Records that describe figures
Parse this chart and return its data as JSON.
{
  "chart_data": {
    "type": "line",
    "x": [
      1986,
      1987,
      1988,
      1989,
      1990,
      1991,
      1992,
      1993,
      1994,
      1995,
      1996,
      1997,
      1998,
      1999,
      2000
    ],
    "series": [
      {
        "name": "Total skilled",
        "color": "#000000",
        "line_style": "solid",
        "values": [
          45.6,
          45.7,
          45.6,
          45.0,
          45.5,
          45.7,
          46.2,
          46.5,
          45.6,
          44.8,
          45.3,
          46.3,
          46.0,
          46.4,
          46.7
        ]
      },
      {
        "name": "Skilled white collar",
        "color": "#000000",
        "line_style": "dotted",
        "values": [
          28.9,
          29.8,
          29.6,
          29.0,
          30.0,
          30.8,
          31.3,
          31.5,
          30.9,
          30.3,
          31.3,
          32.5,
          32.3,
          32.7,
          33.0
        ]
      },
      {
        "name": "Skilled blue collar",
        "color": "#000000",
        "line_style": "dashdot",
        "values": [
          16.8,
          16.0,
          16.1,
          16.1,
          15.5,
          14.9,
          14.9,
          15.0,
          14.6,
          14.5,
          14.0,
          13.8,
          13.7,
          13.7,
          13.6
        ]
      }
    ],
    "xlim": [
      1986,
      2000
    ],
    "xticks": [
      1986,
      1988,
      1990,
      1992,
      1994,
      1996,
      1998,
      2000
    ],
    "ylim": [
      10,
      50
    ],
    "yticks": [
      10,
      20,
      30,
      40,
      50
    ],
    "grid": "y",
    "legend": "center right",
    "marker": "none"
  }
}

→ **THE PROBLEM**: Repeat the data in its entirety, character for character.

→ **THE OUTPUT**:
Parse this chart and return its data as JSON.
{
  "chart_data": {
    "type": "line",
    "x": [
      1986,
      1987,
      1988,
      1989,
      1990,
      1991,
      1992,
      1993,
      1994,
      1995,
      1996,
      1997,
      1998,
      1999,
      2000
    ],
    "series": [
      {
        "name": "Total skilled",
        "color": "#000000",
        "line_style": "solid",
        "values": [
          45.6,
          45.7,
          45.6,
          45.0,
          45.5,
          45.7,
          46.2,
          46.5,
          45.6,
          44.8,
          45.3,
          46.3,
          46.0,
          46.4,
          46.7
        ]
      },
      {
        "name": "Skilled white collar",
        "color": "#000000",
        "line_style": "dotted",
        "values": [
          28.9,
          29.8,
          29.6,
          29.0,
          30.0,
          30.8,
          31.3,
          31.5,
          30.9,
          30.3,
          31.3,
          32.5,
          32.3,
          32.7,
          33.0
        ]
      },
      {
        "name": "Skilled blue collar",
        "color": "#000000",
        "line_style": "dashdot",
        "values": [
          16.8,
          16.0,
          16.1,
          16.1,
          15.5,
          14.9,
          14.9,
          15.0,
          14.6,
          14.5,
          14.0,
          13.8,
          13.7,
          13.7,
          13.6
        ]
      }
    ],
    "xlim": [
      1986,
      2000
    ],
    "xticks": [
      1986,
      1988,
      1990,
      1992,
      1994,
      1996,
      1998,
      2000
    ],
    "ylim": [
      10,
      50
    ],
    "yticks": [
      10,
      20,
      30,
      40,
      50
    ],
    "grid": "y",
    "legend": "center right",
    "marker": "none"
  }
}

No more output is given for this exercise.